## Instruction
Wherever a line below holds the word "Việt", copy that line.

## Records
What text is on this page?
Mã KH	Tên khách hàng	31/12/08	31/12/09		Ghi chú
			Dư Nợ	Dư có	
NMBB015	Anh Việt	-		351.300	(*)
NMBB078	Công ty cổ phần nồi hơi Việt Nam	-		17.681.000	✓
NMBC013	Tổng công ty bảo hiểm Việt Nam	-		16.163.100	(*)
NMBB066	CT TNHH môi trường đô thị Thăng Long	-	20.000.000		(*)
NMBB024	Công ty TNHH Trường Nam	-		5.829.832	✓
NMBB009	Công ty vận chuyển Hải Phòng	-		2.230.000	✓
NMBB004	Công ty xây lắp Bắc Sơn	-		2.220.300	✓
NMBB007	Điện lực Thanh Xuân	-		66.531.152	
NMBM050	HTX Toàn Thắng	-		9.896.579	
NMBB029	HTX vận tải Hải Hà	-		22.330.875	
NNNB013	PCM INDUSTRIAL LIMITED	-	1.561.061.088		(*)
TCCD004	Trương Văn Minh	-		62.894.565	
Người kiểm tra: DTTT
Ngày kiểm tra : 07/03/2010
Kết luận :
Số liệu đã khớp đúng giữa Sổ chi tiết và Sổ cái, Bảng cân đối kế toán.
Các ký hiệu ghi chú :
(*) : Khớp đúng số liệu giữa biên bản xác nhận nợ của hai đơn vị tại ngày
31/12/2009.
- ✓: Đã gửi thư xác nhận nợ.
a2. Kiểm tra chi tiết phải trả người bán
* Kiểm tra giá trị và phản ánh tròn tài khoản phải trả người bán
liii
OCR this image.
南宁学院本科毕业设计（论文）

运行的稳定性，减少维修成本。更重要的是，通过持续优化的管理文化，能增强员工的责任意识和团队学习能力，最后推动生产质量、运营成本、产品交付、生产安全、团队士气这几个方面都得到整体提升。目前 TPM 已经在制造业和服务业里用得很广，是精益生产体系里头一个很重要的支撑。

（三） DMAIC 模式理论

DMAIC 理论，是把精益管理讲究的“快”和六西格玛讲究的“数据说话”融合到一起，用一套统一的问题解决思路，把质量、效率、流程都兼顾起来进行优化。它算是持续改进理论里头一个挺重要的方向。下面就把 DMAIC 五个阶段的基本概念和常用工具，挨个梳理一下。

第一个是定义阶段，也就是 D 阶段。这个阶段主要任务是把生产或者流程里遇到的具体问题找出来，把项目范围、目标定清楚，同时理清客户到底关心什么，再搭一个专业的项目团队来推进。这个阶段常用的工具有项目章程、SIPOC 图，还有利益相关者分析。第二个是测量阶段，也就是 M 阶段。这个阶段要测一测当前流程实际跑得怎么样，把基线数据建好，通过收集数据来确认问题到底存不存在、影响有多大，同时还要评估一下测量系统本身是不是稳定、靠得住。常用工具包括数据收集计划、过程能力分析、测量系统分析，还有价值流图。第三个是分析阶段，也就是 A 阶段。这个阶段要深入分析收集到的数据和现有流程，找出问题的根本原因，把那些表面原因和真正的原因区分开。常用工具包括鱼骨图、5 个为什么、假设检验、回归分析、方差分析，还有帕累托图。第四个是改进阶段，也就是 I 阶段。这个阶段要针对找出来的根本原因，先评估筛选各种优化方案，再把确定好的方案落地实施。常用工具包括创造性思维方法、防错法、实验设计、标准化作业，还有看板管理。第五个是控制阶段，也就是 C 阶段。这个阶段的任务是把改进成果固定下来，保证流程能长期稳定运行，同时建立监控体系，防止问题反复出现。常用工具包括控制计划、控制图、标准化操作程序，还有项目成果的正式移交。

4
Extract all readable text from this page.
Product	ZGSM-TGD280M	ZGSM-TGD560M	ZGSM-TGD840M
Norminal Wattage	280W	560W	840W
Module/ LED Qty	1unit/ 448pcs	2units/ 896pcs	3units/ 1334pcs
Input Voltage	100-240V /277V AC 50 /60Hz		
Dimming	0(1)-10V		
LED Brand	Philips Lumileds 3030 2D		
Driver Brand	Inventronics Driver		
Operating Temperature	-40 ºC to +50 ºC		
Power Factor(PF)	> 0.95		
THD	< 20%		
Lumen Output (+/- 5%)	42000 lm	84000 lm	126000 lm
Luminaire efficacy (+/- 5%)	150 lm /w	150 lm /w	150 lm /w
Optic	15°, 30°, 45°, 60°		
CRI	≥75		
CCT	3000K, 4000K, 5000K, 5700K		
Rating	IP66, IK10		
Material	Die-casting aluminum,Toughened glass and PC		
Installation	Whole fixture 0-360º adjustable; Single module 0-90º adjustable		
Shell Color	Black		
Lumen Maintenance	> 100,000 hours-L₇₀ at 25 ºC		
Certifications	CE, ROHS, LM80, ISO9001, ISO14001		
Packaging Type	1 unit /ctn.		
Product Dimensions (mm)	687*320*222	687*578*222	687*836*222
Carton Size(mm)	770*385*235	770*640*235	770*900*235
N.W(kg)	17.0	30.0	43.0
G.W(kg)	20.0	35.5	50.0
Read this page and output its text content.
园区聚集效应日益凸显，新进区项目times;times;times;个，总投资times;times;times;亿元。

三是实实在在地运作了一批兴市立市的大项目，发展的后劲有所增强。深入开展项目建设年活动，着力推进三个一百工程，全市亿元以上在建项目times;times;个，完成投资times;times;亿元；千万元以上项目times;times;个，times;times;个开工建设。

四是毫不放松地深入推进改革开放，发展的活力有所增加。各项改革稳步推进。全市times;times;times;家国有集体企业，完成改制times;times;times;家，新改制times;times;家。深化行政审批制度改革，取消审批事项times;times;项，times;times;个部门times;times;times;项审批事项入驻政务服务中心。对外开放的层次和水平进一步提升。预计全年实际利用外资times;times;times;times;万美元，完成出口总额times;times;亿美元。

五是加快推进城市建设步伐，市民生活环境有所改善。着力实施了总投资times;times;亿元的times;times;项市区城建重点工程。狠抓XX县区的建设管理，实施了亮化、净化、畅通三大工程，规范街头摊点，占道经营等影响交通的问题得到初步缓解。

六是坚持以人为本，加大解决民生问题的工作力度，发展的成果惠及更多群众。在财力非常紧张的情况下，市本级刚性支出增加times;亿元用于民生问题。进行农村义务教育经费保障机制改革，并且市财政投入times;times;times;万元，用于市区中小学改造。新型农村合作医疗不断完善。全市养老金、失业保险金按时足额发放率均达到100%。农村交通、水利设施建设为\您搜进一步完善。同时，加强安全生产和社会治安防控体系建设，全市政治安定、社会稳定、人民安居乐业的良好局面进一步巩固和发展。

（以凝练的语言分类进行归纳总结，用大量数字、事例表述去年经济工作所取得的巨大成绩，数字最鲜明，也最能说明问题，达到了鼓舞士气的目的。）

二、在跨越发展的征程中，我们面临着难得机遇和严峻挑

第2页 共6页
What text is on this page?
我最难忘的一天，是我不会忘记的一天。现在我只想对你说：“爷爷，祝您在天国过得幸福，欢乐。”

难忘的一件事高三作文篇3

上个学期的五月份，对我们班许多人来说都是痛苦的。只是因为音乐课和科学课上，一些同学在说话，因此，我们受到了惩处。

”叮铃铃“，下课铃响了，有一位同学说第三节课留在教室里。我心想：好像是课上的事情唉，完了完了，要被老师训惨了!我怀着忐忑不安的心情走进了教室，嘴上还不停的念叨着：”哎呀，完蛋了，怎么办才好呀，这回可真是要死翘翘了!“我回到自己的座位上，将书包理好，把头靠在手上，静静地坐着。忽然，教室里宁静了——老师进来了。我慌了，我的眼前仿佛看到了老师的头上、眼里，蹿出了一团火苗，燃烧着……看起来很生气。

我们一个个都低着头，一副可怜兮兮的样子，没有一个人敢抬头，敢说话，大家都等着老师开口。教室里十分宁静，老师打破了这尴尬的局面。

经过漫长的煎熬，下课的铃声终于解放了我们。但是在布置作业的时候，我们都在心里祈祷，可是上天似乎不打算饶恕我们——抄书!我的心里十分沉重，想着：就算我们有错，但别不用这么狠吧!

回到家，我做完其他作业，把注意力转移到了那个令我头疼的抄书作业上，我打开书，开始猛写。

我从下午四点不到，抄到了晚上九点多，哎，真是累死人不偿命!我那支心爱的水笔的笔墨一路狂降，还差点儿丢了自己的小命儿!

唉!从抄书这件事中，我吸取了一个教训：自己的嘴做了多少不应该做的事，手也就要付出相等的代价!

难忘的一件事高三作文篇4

## Expected answer
NMBB015	Anh Việt	-		351.300	(*)
NMBB078	Công ty cổ phần nồi hơi Việt Nam	-		17.681.000	✓
NMBC013	Tổng công ty bảo hiểm Việt Nam	-		16.163.100	(*)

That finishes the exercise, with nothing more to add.